• [Collected data entries]
* start *

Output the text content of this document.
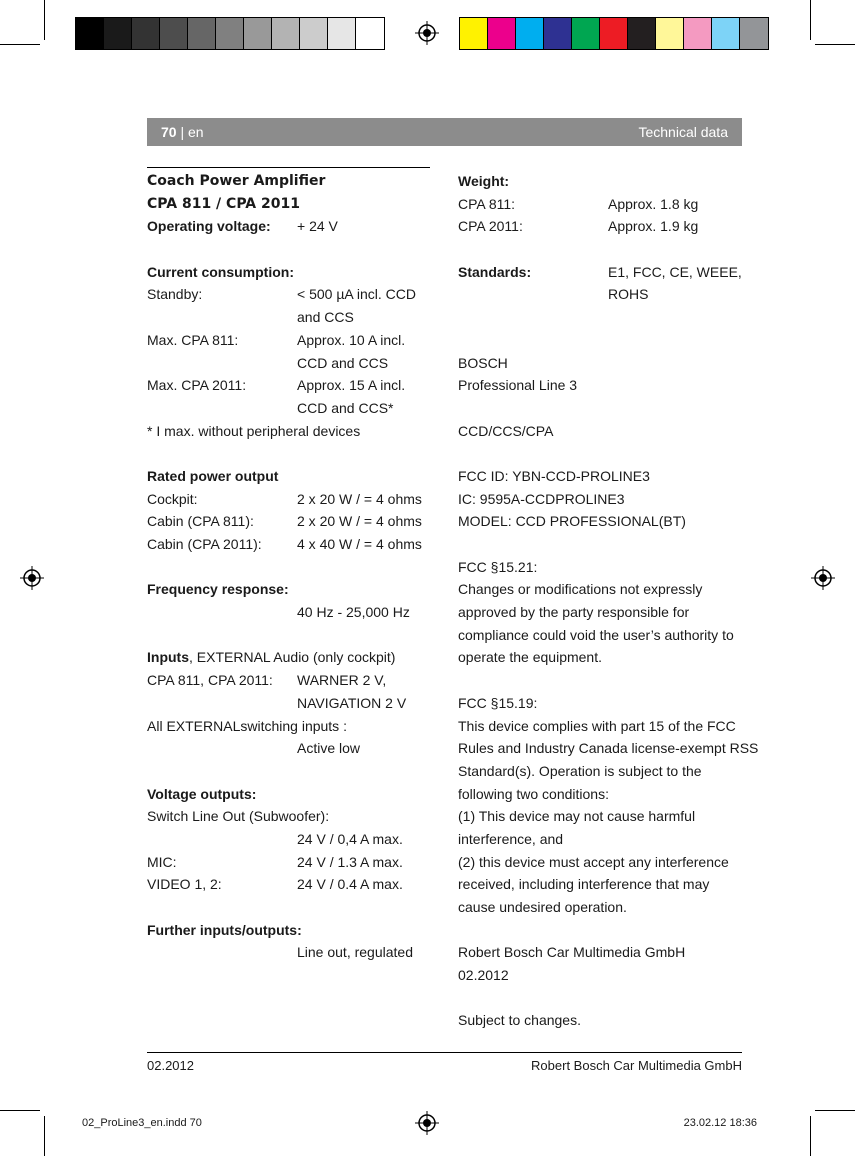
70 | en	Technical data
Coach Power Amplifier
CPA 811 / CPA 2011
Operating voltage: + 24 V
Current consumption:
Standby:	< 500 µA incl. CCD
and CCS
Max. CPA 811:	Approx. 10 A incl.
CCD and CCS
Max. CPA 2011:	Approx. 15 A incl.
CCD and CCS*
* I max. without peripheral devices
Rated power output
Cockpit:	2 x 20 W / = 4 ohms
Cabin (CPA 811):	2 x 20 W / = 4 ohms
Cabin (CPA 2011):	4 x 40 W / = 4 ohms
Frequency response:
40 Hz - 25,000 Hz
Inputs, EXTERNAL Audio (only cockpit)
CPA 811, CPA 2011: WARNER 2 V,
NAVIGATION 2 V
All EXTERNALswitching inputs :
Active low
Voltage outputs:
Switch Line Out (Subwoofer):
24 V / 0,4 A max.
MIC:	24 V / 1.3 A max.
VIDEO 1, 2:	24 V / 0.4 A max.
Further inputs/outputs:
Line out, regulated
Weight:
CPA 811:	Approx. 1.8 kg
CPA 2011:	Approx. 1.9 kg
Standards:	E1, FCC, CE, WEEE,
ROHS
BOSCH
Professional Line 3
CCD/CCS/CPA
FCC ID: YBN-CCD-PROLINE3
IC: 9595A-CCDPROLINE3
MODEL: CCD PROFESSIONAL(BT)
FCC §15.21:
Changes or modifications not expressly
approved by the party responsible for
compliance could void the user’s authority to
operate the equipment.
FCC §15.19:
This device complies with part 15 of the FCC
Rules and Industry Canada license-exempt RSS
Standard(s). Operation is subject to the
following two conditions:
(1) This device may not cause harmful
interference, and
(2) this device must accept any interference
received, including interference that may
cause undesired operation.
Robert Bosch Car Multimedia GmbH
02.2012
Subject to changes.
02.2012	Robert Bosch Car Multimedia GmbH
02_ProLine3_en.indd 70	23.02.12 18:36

* end *

• [REQUIRED WORK]
From the entries above, pull out each line that includes "interference".

• [SOLUTION TO THE EXERCISE]
interference, and
(2) this device must accept any interference
received, including interference that may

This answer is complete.